§ SOURCE:
▼
My part time job is Army Reserves, though starting today it became my primary employer. There are a surprising large number of people who work two professional jobs whether charity, military, freelance, startups, or other.


As he said: He's a 1x developer.


I would like this guy as a colleague.


This must be written by a developers with only very little experience.

Generally very shallow advice and poor or no discussion on why.


Ironically this comment is quite shallow and lacks any contribution to discussion


Exactly what the 1x developer is looking for.


Rules of thumb for a 1x developer: Stop with the 1x/10x bullshit and quit basing your self-worth on your ability to provide for an employer.

Fuck sake.


it's capitalist hypnosis


"Rule 5: When to use Python or Ruby Python and Ruby seem to me to be pretty similar in that they’re scripting languages and dynamically typed and seemed like the greatest thing in the 00’s. You use them when speed is more important than legibility or debugging. And then Python for ML/AI applications."

Eh? Speed? What kind of speed? Developer speed? Code speed?

Why is legibility in Python/Ruby bad? Bad compared to what?

Why is debugging in Python/Ruby bad? Bad compared to what?

Frankly...this feels like a 0.5x article to me


OP here. I know that these rules of thumb gloss over some of the details, and it's this kind of ruthless criticism that I wanted to invite with posting this :)

I'm coming from the perspective of a tech giant, where there are thousands (tens of thousands) of services, and it's often a huge challenge to trace the flow of data through any given system or API and pin down the cause of production issues.

The static typing with Java gives us a lot more guarantees about the data flowing through systems, compared to Python. If I want to inspect some code or debug a production issue, static typing gives me a lot of guardrails. I can be sure that data coming in is of a particular shape, that null constraints are met, etc. Whereas (from what I can tell) it takes a lot of extra work (and more possibility of missing something) to do the same with Python or Ruby. But I haven't ever built a Python or Node service or whatever.

That's what I meant by legibility and debugging speed.

If you define legibility as "can understand the purpose of the code," I do think that Python can be way more legible since you've got so much less boilerplate.
▲
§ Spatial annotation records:
▼
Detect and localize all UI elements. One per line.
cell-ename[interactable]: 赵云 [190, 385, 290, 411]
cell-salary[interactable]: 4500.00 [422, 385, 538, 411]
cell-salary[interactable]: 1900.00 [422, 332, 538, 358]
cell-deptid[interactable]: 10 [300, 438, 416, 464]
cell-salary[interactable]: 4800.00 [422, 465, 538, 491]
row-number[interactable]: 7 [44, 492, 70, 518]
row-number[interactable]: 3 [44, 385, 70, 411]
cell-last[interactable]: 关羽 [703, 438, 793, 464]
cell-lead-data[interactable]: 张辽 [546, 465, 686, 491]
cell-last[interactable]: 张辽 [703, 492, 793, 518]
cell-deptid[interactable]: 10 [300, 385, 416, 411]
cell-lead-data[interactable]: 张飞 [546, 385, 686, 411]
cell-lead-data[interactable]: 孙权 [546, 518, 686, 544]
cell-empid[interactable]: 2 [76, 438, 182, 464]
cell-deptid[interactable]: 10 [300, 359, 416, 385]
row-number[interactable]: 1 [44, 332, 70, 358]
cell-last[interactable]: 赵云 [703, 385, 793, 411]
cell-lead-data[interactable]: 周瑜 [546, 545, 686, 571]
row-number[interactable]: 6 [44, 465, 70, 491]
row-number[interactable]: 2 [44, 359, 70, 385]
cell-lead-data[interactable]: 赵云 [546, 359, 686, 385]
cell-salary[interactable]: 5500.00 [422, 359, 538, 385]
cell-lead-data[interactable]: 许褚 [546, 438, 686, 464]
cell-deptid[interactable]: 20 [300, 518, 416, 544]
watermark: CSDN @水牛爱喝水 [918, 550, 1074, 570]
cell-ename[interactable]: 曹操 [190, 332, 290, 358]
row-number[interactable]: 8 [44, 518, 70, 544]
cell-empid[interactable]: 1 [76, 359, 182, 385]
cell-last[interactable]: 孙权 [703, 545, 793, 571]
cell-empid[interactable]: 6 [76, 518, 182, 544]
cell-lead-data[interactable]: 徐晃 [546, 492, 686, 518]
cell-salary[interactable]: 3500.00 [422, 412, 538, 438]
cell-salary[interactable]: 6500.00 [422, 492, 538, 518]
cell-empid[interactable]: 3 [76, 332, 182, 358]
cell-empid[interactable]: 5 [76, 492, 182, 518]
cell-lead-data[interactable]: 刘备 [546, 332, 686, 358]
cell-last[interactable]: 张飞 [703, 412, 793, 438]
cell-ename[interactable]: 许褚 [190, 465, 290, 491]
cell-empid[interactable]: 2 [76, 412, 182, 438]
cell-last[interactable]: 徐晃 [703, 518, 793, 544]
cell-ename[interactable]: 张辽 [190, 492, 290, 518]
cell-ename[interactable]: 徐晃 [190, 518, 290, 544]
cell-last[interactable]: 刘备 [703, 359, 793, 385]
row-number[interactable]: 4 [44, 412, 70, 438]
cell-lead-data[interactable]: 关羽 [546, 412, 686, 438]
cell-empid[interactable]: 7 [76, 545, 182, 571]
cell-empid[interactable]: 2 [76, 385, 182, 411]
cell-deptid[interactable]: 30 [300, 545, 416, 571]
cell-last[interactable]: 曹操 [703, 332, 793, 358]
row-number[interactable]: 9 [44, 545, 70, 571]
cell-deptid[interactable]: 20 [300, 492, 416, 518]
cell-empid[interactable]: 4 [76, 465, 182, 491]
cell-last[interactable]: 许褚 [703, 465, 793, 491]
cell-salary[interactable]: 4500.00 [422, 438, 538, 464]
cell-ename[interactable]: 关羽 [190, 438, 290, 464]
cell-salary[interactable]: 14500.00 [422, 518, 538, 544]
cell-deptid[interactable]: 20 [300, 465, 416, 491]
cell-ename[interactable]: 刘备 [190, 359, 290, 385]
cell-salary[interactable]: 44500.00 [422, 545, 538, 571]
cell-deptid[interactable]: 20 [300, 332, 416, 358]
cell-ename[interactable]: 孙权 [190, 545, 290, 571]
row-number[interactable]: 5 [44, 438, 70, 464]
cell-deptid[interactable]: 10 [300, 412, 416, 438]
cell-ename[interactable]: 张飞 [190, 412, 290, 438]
▲
§ EXERCISE INSTRUCTIONS:
**1)** Answer these questions about the comment thread above:
(a) What became the first commenter's primary employer starting today?
(b) Which rule number covers when to use Python or Ruby?
(c) Which language does the commenter who writes "OP here" credit with giving more guarantees about data flowing through systems than Python?
**2)** Can you reproduce word for word the part of the comment thread starting with "Rules of thumb for" and going on through "legibility in Python/Ruby bad? Bad compared to what?"?

§ SOLUTIONS PER TASK:
**1)**
(a) Army Reserves
(b) Rule 5
(c) Java

**2)**
Rules of thumb for a 1x developer: Stop with the 1x/10x bullshit and quit basing your self-worth on your ability to provide for an employer.

Fuck sake.


it's capitalist hypnosis


"Rule 5: When to use Python or Ruby Python and Ruby seem to me to be pretty similar in that they’re scripting languages and dynamically typed and seemed like the greatest thing in the 00’s. You use them when speed is more important than legibility or debugging. And then Python for ML/AI applications."

Eh? Speed? What kind of speed? Developer speed? Code speed?

Why is legibility in Python/Ruby bad? Bad compared to what?